Records that describe figures
###

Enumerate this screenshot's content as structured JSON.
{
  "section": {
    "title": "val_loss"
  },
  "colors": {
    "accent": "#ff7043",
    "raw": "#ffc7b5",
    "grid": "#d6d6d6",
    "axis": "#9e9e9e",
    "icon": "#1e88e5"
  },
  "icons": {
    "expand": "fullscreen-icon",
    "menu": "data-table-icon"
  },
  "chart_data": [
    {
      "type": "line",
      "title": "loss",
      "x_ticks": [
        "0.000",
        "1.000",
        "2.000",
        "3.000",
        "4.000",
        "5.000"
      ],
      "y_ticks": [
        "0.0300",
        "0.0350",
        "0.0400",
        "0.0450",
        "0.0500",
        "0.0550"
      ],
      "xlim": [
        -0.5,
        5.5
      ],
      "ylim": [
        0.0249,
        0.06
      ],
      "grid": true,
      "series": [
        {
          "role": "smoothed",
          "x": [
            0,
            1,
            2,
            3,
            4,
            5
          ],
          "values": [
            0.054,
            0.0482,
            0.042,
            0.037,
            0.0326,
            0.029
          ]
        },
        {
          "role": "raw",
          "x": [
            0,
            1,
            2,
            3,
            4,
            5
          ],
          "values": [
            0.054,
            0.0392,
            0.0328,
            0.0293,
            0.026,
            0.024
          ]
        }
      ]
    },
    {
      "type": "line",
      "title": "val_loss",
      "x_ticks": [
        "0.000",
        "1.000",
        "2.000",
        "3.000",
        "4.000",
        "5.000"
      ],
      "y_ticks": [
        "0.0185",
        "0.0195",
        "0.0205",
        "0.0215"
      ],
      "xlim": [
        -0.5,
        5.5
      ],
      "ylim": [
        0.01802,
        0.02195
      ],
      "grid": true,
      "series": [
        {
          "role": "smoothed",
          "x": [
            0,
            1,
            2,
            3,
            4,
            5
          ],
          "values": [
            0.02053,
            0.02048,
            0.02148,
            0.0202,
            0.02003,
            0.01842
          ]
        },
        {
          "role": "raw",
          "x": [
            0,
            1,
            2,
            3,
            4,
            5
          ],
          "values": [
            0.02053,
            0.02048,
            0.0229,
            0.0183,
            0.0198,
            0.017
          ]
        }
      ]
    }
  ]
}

###

> _GIVEN PROBLEM_: The entries above should be repeated exactly, every one of them.

> _RESPONSE_:
Enumerate this screenshot's content as structured JSON.
{
  "section": {
    "title": "val_loss"
  },
  "colors": {
    "accent": "#ff7043",
    "raw": "#ffc7b5",
    "grid": "#d6d6d6",
    "axis": "#9e9e9e",
    "icon": "#1e88e5"
  },
  "icons": {
    "expand": "fullscreen-icon",
    "menu": "data-table-icon"
  },
  "chart_data": [
    {
      "type": "line",
      "title": "loss",
      "x_ticks": [
        "0.000",
        "1.000",
        "2.000",
        "3.000",
        "4.000",
        "5.000"
      ],
      "y_ticks": [
        "0.0300",
        "0.0350",
        "0.0400",
        "0.0450",
        "0.0500",
        "0.0550"
      ],
      "xlim": [
        -0.5,
        5.5
      ],
      "ylim": [
        0.0249,
        0.06
      ],
      "grid": true,
      "series": [
        {
          "role": "smoothed",
          "x": [
            0,
            1,
            2,
            3,
            4,
            5
          ],
          "values": [
            0.054,
            0.0482,
            0.042,
            0.037,
            0.0326,
            0.029
          ]
        },
        {
          "role": "raw",
          "x": [
            0,
            1,
            2,
            3,
            4,
            5
          ],
          "values": [
            0.054,
            0.0392,
            0.0328,
            0.0293,
            0.026,
            0.024
          ]
        }
      ]
    },
    {
      "type": "line",
      "title": "val_loss",
      "x_ticks": [
        "0.000",
        "1.000",
        "2.000",
        "3.000",
        "4.000",
        "5.000"
      ],
      "y_ticks": [
        "0.0185",
        "0.0195",
        "0.0205",
        "0.0215"
      ],
      "xlim": [
        -0.5,
        5.5
      ],
      "ylim": [
        0.01802,
        0.02195
      ],
      "grid": true,
      "series": [
        {
          "role": "smoothed",
          "x": [
            0,
            1,
            2,
            3,
            4,
            5
          ],
          "values": [
            0.02053,
            0.02048,
            0.02148,
            0.0202,
            0.02003,
            0.01842
          ]
        },
        {
          "role": "raw",
          "x": [
            0,
            1,
            2,
            3,
            4,
            5
          ],
          "values": [
            0.02053,
            0.02048,
            0.0229,
            0.0183,
            0.0198,
            0.017
          ]
        }
      ]
    }
  ]
}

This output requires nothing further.